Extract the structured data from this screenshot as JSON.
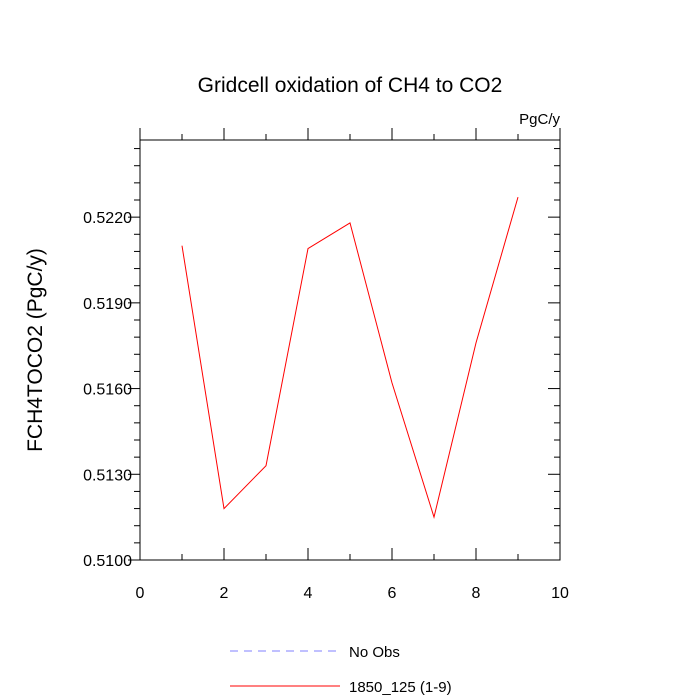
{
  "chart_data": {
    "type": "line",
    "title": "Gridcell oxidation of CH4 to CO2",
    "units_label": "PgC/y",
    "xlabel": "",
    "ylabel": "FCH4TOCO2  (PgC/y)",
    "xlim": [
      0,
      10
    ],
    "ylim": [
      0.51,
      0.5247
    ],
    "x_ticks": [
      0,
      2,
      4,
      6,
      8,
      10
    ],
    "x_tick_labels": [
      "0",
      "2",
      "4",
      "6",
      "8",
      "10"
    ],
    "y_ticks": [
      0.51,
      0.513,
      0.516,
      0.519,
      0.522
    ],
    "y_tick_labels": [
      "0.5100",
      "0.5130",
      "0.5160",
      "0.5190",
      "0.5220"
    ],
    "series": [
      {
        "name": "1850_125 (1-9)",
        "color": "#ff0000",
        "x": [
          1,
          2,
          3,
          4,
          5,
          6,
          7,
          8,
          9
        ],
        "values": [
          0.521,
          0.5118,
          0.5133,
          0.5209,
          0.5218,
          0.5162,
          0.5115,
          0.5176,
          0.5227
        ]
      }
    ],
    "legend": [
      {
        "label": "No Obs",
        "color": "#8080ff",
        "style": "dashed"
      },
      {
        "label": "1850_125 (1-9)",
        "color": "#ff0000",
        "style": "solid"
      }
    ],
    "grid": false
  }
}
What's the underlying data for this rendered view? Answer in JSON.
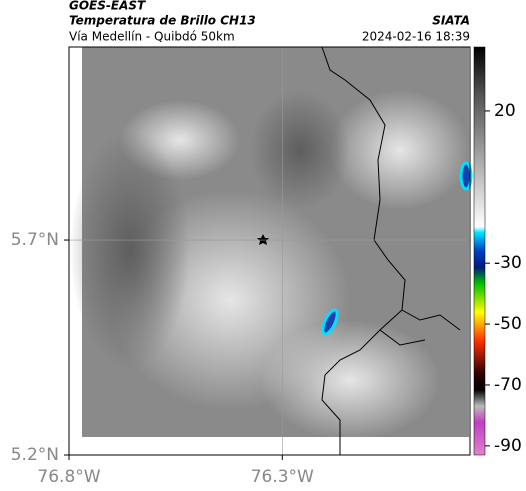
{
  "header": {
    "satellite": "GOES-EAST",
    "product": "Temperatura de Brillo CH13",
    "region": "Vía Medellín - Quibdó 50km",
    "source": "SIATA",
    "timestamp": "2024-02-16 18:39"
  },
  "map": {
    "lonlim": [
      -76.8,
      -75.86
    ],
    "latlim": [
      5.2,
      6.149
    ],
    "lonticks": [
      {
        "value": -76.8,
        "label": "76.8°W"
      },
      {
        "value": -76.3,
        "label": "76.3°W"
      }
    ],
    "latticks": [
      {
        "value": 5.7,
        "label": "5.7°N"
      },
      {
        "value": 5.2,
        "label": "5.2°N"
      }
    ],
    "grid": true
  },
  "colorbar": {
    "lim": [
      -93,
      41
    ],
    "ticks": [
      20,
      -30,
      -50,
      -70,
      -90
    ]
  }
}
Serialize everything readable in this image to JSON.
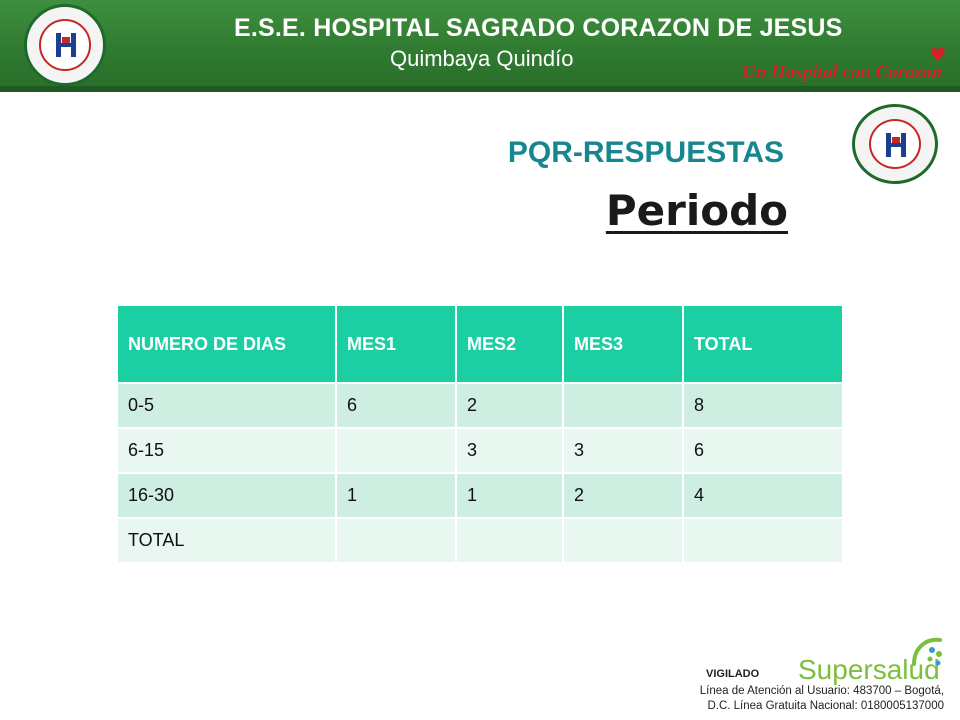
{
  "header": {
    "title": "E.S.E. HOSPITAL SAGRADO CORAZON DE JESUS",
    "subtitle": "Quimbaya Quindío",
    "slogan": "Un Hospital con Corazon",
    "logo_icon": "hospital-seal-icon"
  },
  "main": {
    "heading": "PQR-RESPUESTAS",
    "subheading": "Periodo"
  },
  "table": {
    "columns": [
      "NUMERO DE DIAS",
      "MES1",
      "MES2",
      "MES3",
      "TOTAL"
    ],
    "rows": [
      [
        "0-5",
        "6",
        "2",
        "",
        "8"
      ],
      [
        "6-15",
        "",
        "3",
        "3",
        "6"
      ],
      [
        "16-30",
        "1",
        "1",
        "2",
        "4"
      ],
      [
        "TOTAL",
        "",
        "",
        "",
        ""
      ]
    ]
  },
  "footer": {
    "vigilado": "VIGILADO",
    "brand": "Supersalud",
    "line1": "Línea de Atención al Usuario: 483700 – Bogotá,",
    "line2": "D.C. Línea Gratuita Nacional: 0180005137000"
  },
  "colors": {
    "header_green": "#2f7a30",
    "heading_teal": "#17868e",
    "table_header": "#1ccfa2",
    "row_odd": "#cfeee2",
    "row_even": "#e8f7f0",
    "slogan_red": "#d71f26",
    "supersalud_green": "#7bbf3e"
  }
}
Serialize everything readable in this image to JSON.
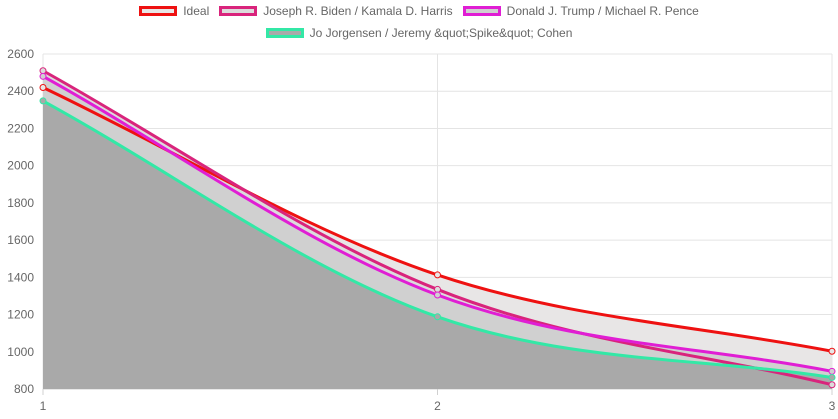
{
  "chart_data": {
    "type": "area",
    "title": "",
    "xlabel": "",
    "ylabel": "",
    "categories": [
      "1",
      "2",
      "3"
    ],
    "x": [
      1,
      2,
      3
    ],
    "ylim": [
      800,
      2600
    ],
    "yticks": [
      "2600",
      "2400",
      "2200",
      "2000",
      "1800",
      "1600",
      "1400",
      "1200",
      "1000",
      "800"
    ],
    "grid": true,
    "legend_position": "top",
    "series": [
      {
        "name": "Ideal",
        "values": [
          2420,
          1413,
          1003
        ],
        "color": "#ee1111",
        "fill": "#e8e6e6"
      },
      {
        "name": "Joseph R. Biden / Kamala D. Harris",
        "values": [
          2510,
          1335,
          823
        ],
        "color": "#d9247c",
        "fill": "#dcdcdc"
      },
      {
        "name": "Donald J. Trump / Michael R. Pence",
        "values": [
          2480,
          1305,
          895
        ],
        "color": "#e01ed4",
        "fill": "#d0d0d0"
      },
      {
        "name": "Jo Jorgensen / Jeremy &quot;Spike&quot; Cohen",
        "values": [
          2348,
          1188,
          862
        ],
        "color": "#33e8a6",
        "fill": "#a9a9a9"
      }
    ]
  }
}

===

[WHAT YOU HAVE TO DO]: Skip the pictures and transcribe the rest of the records exactly.

[ANSWER]:
Extract the structured data from this screenshot as JSON.
{
  "chart_data": {
    "type": "line",
    "title": "Gridcell oxidation of CH4 to CO2",
    "units_label": "PgC/y",
    "xlabel": "",
    "ylabel": "FCH4TOCO2  (PgC/y)",
    "xlim": [
      0,
      10
    ],
    "ylim": [
      0.51,
      0.5247
    ],
    "x_ticks": [
      0,
      2,
      4,
      6,
      8,
      10
    ],
    "x_tick_labels": [
      "0",
      "2",
      "4",
      "6",
      "8",
      "10"
    ],
    "y_ticks": [
      0.51,
      0.513,
      0.516,
      0.519,
      0.522
    ],
    "y_tick_labels": [
      "0.5100",
      "0.5130",
      "0.5160",
      "0.5190",
      "0.5220"
    ],
    "series": [
      {
        "name": "1850_125 (1-9)",
        "color": "#ff0000",
        "x": [
          1,
          2,
          3,
          4,
          5,
          6,
          7,
          8,
          9
        ],
        "values": [
          0.521,
          0.5118,
          0.5133,
          0.5209,
          0.5218,
          0.5162,
          0.5115,
          0.5176,
          0.5227
        ]
      }
    ],
    "legend": [
      {
        "label": "No Obs",
        "color": "#8080ff",
        "style": "dashed"
      },
      {
        "label": "1850_125 (1-9)",
        "color": "#ff0000",
        "style": "solid"
      }
    ],
    "grid": false
  }
}
What's the underlying data for this rendered view? Answer in JSON.
{
  "header": {
    "satellite": "GOES-EAST",
    "product": "Temperatura de Brillo CH13",
    "region": "Vía Medellín - Quibdó 50km",
    "source": "SIATA",
    "timestamp": "2024-02-16 18:39"
  },
  "map": {
    "lonlim": [
      -76.8,
      -75.86
    ],
    "latlim": [
      5.2,
      6.149
    ],
    "lonticks": [
      {
        "value": -76.8,
        "label": "76.8°W"
      },
      {
        "value": -76.3,
        "label": "76.3°W"
      }
    ],
    "latticks": [
      {
        "value": 5.7,
        "label": "5.7°N"
      },
      {
        "value": 5.2,
        "label": "5.2°N"
      }
    ],
    "grid": true
  },
  "colorbar": {
    "lim": [
      -93,
      41
    ],
    "ticks": [
      20,
      -30,
      -50,
      -70,
      -90
    ]
  }
}
Serialize everything readable in this image to JSON.
{
  "header": {
    "title": "E.S.E. HOSPITAL SAGRADO CORAZON DE JESUS",
    "subtitle": "Quimbaya Quindío",
    "slogan": "Un Hospital con Corazon",
    "logo_icon": "hospital-seal-icon"
  },
  "main": {
    "heading": "PQR-RESPUESTAS",
    "subheading": "Periodo"
  },
  "table": {
    "columns": [
      "NUMERO DE DIAS",
      "MES1",
      "MES2",
      "MES3",
      "TOTAL"
    ],
    "rows": [
      [
        "0-5",
        "6",
        "2",
        "",
        "8"
      ],
      [
        "6-15",
        "",
        "3",
        "3",
        "6"
      ],
      [
        "16-30",
        "1",
        "1",
        "2",
        "4"
      ],
      [
        "TOTAL",
        "",
        "",
        "",
        ""
      ]
    ]
  },
  "footer": {
    "vigilado": "VIGILADO",
    "brand": "Supersalud",
    "line1": "Línea de Atención al Usuario: 483700 – Bogotá,",
    "line2": "D.C. Línea Gratuita Nacional: 0180005137000"
  },
  "colors": {
    "header_green": "#2f7a30",
    "heading_teal": "#17868e",
    "table_header": "#1ccfa2",
    "row_odd": "#cfeee2",
    "row_even": "#e8f7f0",
    "slogan_red": "#d71f26",
    "supersalud_green": "#7bbf3e"
  }
}
Serialize everything readable in this image to JSON.
{
  "chart_data": {
    "type": "area",
    "title": "",
    "xlabel": "",
    "ylabel": "",
    "categories": [
      "1",
      "2",
      "3"
    ],
    "x": [
      1,
      2,
      3
    ],
    "ylim": [
      800,
      2600
    ],
    "yticks": [
      "2600",
      "2400",
      "2200",
      "2000",
      "1800",
      "1600",
      "1400",
      "1200",
      "1000",
      "800"
    ],
    "grid": true,
    "legend_position": "top",
    "series": [
      {
        "name": "Ideal",
        "values": [
          2420,
          1413,
          1003
        ],
        "color": "#ee1111",
        "fill": "#e8e6e6"
      },
      {
        "name": "Joseph R. Biden / Kamala D. Harris",
        "values": [
          2510,
          1335,
          823
        ],
        "color": "#d9247c",
        "fill": "#dcdcdc"
      },
      {
        "name": "Donald J. Trump / Michael R. Pence",
        "values": [
          2480,
          1305,
          895
        ],
        "color": "#e01ed4",
        "fill": "#d0d0d0"
      },
      {
        "name": "Jo Jorgensen / Jeremy &quot;Spike&quot; Cohen",
        "values": [
          2348,
          1188,
          862
        ],
        "color": "#33e8a6",
        "fill": "#a9a9a9"
      }
    ]
  }
}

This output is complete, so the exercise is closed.